GIVEN EXERCISE -
Repeat every line of the data exactly, but not the pictures.

RECORDS PROVIDED -
* * * *

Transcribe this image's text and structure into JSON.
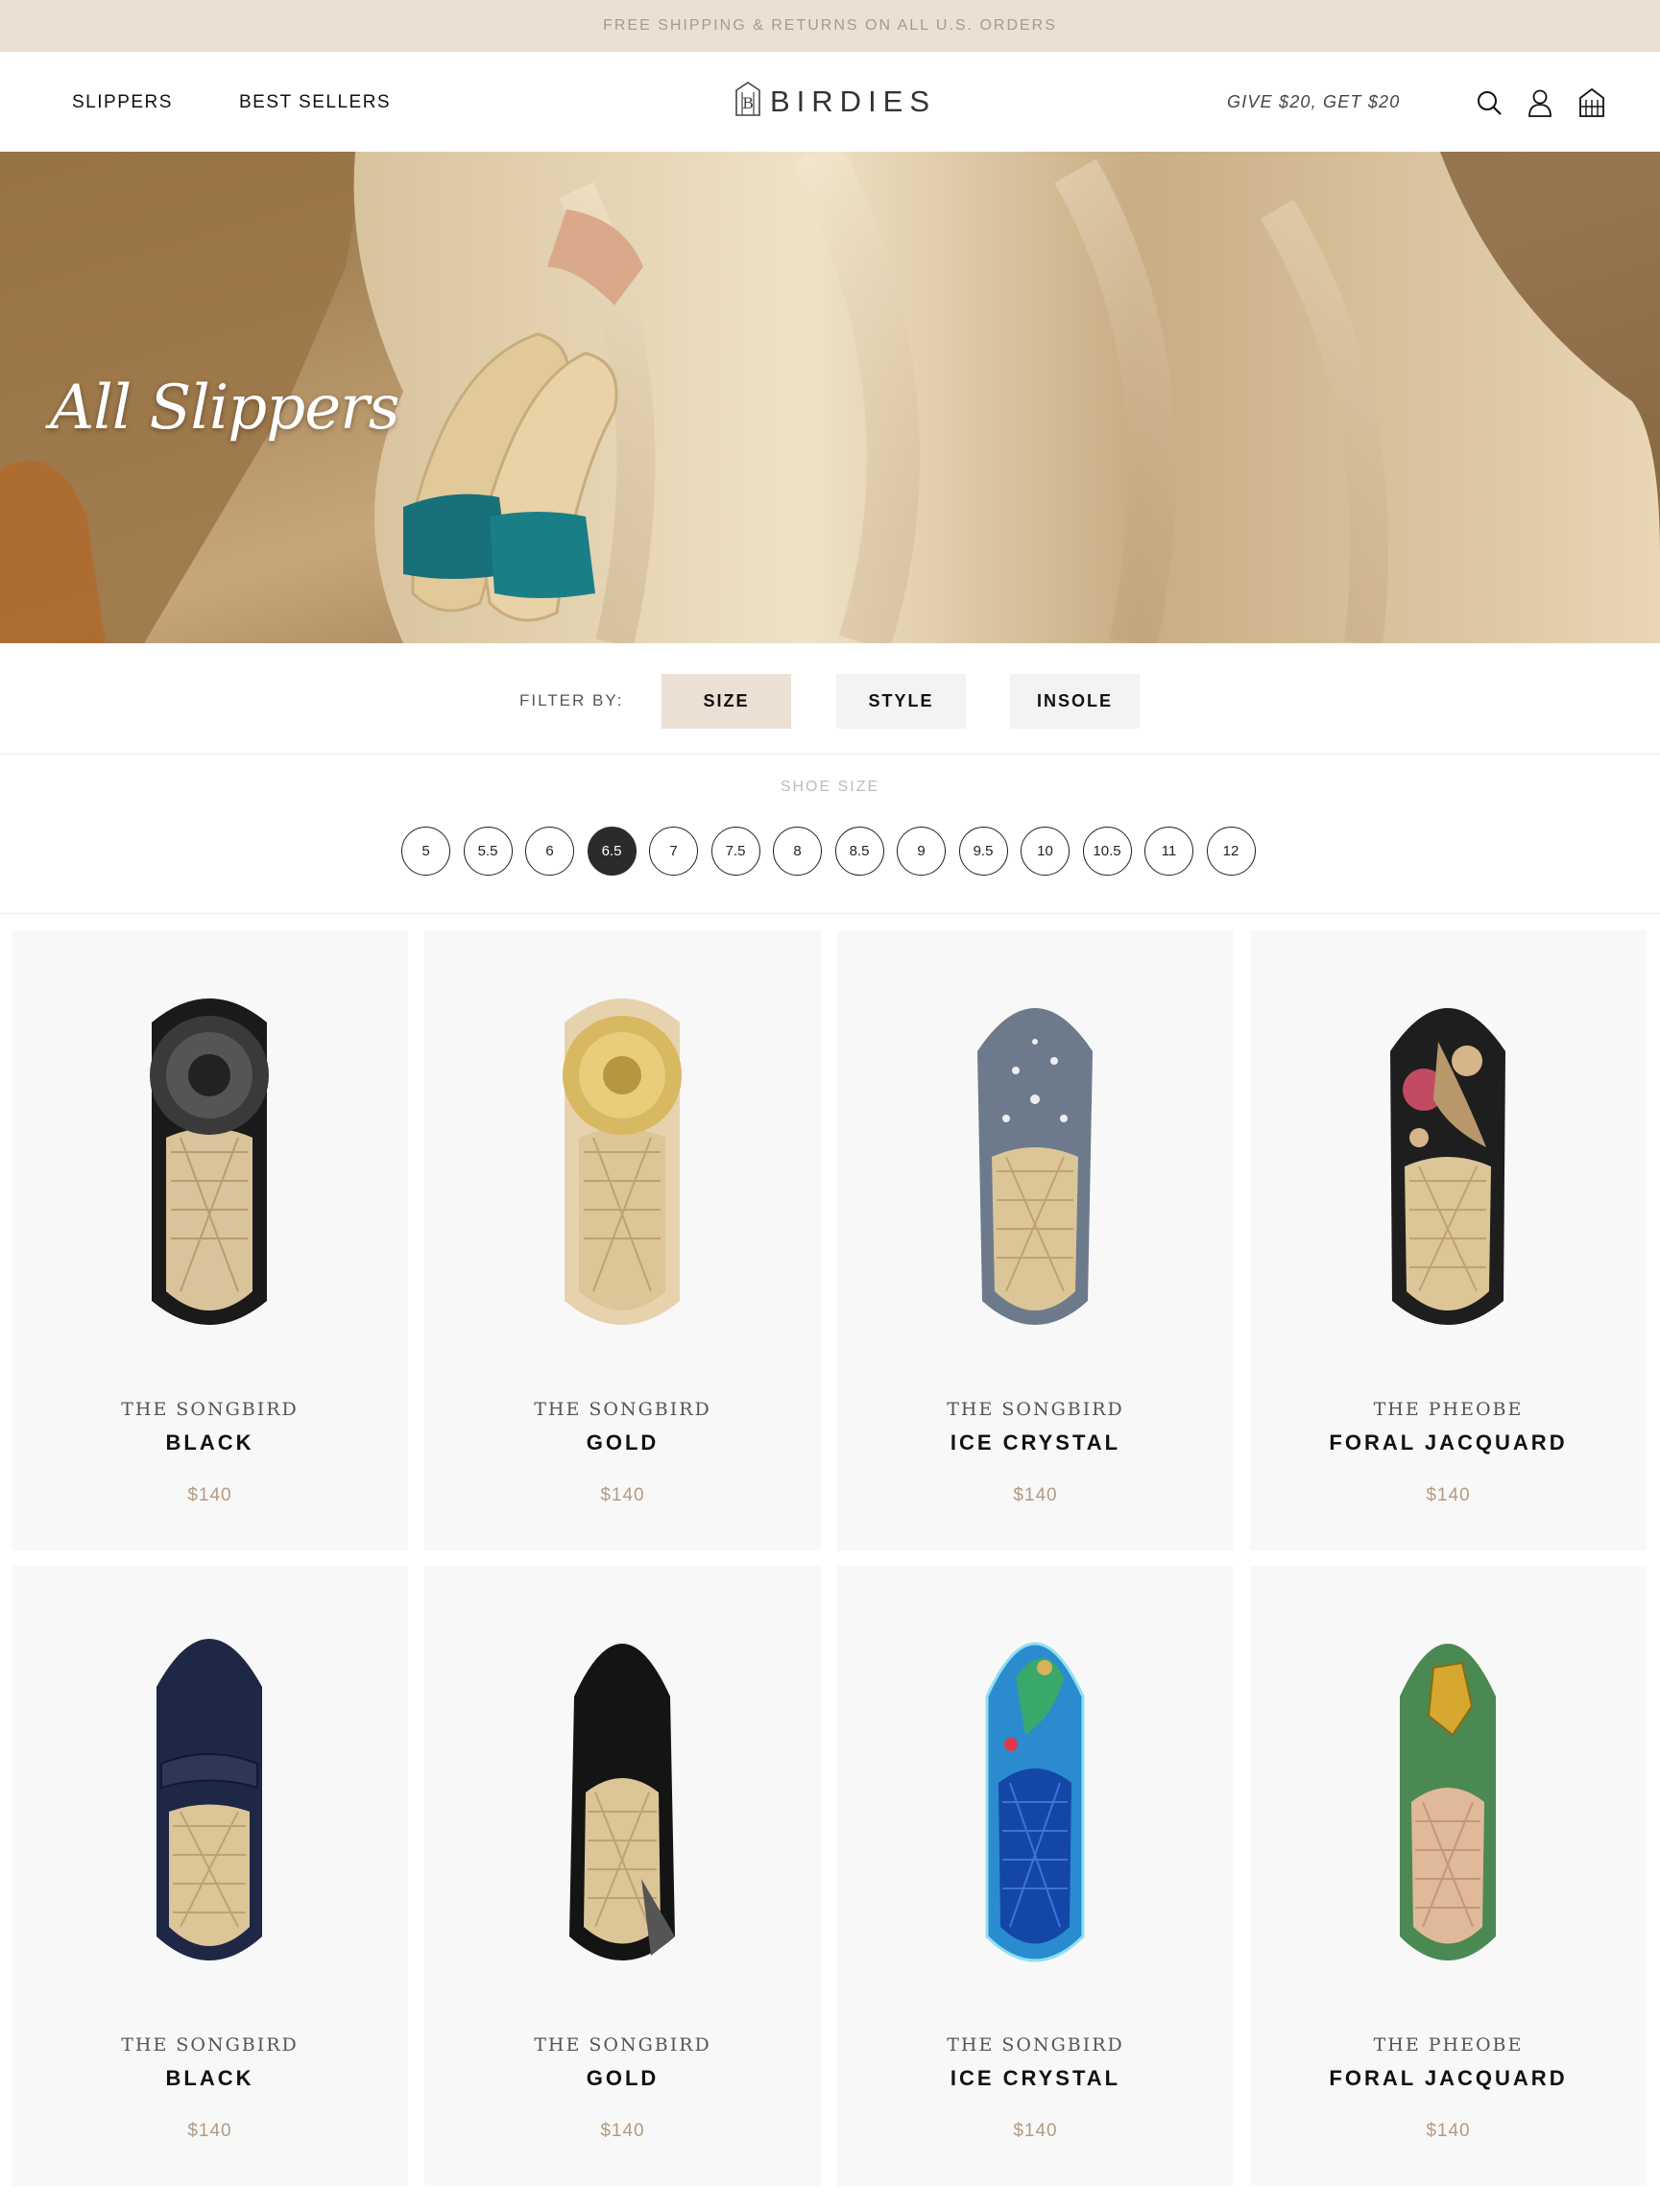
{
  "promo": {
    "text": "FREE SHIPPING & RETURNS ON ALL U.S. ORDERS"
  },
  "header": {
    "nav": [
      "SLIPPERS",
      "BEST SELLERS"
    ],
    "logo": "BIRDIES",
    "referral": "GIVE $20, GET $20",
    "icons": [
      "search-icon",
      "account-icon",
      "cart-icon"
    ]
  },
  "hero": {
    "title": "All Slippers"
  },
  "filters": {
    "label": "FILTER BY:",
    "buttons": [
      "SIZE",
      "STYLE",
      "INSOLE"
    ],
    "active": "SIZE"
  },
  "size_panel": {
    "heading": "SHOE SIZE",
    "sizes": [
      "5",
      "5.5",
      "6",
      "6.5",
      "7",
      "7.5",
      "8",
      "8.5",
      "9",
      "9.5",
      "10",
      "10.5",
      "11",
      "12"
    ],
    "selected": "6.5"
  },
  "products": [
    {
      "line1": "THE SONGBIRD",
      "line2": "BLACK",
      "price": "$140"
    },
    {
      "line1": "THE SONGBIRD",
      "line2": "GOLD",
      "price": "$140"
    },
    {
      "line1": "THE SONGBIRD",
      "line2": "ICE CRYSTAL",
      "price": "$140"
    },
    {
      "line1": "THE PHEOBE",
      "line2": "FORAL JACQUARD",
      "price": "$140"
    },
    {
      "line1": "THE SONGBIRD",
      "line2": "BLACK",
      "price": "$140"
    },
    {
      "line1": "THE SONGBIRD",
      "line2": "GOLD",
      "price": "$140"
    },
    {
      "line1": "THE SONGBIRD",
      "line2": "ICE CRYSTAL",
      "price": "$140"
    },
    {
      "line1": "THE PHEOBE",
      "line2": "FORAL JACQUARD",
      "price": "$140"
    }
  ],
  "colors": {
    "promo_bg": "#ecdfd3",
    "active_filter": "#ecdfd3",
    "price": "#b39a82",
    "selected_size": "#2b2b2b"
  }
}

* * * *

EXERCISE ANSWER -
Transcribe this image's text and structure into JSON.
{
  "promo": {
    "text": "FREE SHIPPING & RETURNS ON ALL U.S. ORDERS"
  },
  "header": {
    "nav": [
      "SLIPPERS",
      "BEST SELLERS"
    ],
    "logo": "BIRDIES",
    "referral": "GIVE $20, GET $20",
    "icons": [
      "search-icon",
      "account-icon",
      "cart-icon"
    ]
  },
  "hero": {
    "title": "All Slippers"
  },
  "filters": {
    "label": "FILTER BY:",
    "buttons": [
      "SIZE",
      "STYLE",
      "INSOLE"
    ],
    "active": "SIZE"
  },
  "size_panel": {
    "heading": "SHOE SIZE",
    "sizes": [
      "5",
      "5.5",
      "6",
      "6.5",
      "7",
      "7.5",
      "8",
      "8.5",
      "9",
      "9.5",
      "10",
      "10.5",
      "11",
      "12"
    ],
    "selected": "6.5"
  },
  "products": [
    {
      "line1": "THE SONGBIRD",
      "line2": "BLACK",
      "price": "$140"
    },
    {
      "line1": "THE SONGBIRD",
      "line2": "GOLD",
      "price": "$140"
    },
    {
      "line1": "THE SONGBIRD",
      "line2": "ICE CRYSTAL",
      "price": "$140"
    },
    {
      "line1": "THE PHEOBE",
      "line2": "FORAL JACQUARD",
      "price": "$140"
    },
    {
      "line1": "THE SONGBIRD",
      "line2": "BLACK",
      "price": "$140"
    },
    {
      "line1": "THE SONGBIRD",
      "line2": "GOLD",
      "price": "$140"
    },
    {
      "line1": "THE SONGBIRD",
      "line2": "ICE CRYSTAL",
      "price": "$140"
    },
    {
      "line1": "THE PHEOBE",
      "line2": "FORAL JACQUARD",
      "price": "$140"
    }
  ],
  "colors": {
    "promo_bg": "#ecdfd3",
    "active_filter": "#ecdfd3",
    "price": "#b39a82",
    "selected_size": "#2b2b2b"
  }
}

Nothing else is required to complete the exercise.